STATED TASK →
Below are records. Copy every line with "color" in it.

DATA ENTRIES →
══════════════════════════════

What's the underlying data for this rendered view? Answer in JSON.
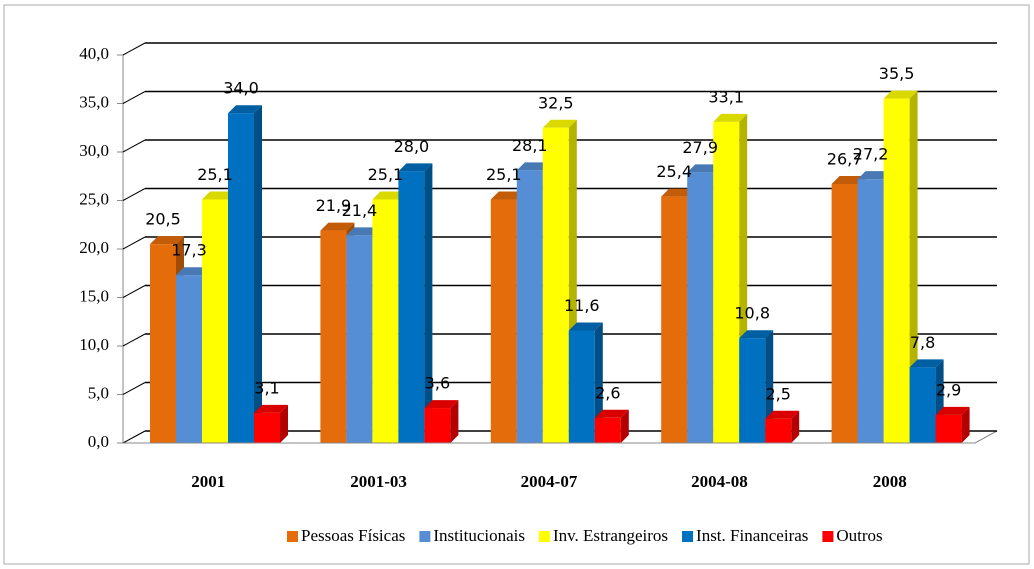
{
  "chart_data": {
    "type": "bar3d",
    "categories": [
      "2001",
      "2001-03",
      "2004-07",
      "2004-08",
      "2008"
    ],
    "series": [
      {
        "name": "Pessoas Físicas",
        "color": "#e46c0a",
        "values": [
          20.5,
          21.9,
          25.1,
          25.4,
          26.7
        ],
        "value_labels": [
          "20,5",
          "21,9",
          "25,1",
          "25,4",
          "26,7"
        ]
      },
      {
        "name": "Institucionais",
        "color": "#558ed5",
        "values": [
          17.3,
          21.4,
          28.1,
          27.9,
          27.2
        ],
        "value_labels": [
          "17,3",
          "21,4",
          "28,1",
          "27,9",
          "27,2"
        ]
      },
      {
        "name": "Inv. Estrangeiros",
        "color": "#ffff00",
        "values": [
          25.1,
          25.1,
          32.5,
          33.1,
          35.5
        ],
        "value_labels": [
          "25,1",
          "25,1",
          "32,5",
          "33,1",
          "35,5"
        ]
      },
      {
        "name": "Inst. Financeiras",
        "color": "#0070c0",
        "values": [
          34.0,
          28.0,
          11.6,
          10.8,
          7.8
        ],
        "value_labels": [
          "34,0",
          "28,0",
          "11,6",
          "10,8",
          "7,8"
        ]
      },
      {
        "name": "Outros",
        "color": "#ff0000",
        "values": [
          3.1,
          3.6,
          2.6,
          2.5,
          2.9
        ],
        "value_labels": [
          "3,1",
          "3,6",
          "2,6",
          "2,5",
          "2,9"
        ]
      }
    ],
    "ylim": [
      0,
      40
    ],
    "yticks": [
      {
        "value": 0,
        "label": "0,0"
      },
      {
        "value": 5,
        "label": "5,0"
      },
      {
        "value": 10,
        "label": "10,0"
      },
      {
        "value": 15,
        "label": "15,0"
      },
      {
        "value": 20,
        "label": "20,0"
      },
      {
        "value": 25,
        "label": "25,0"
      },
      {
        "value": 30,
        "label": "30,0"
      },
      {
        "value": 35,
        "label": "35,0"
      },
      {
        "value": 40,
        "label": "40,0"
      }
    ],
    "grid": true,
    "legend": "bottom"
  }
}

══════════════════════════════

TASK RESULT →
        "color": "#e46c0a",
        "color": "#558ed5",
        "color": "#ffff00",
        "color": "#0070c0",
        "color": "#ff0000",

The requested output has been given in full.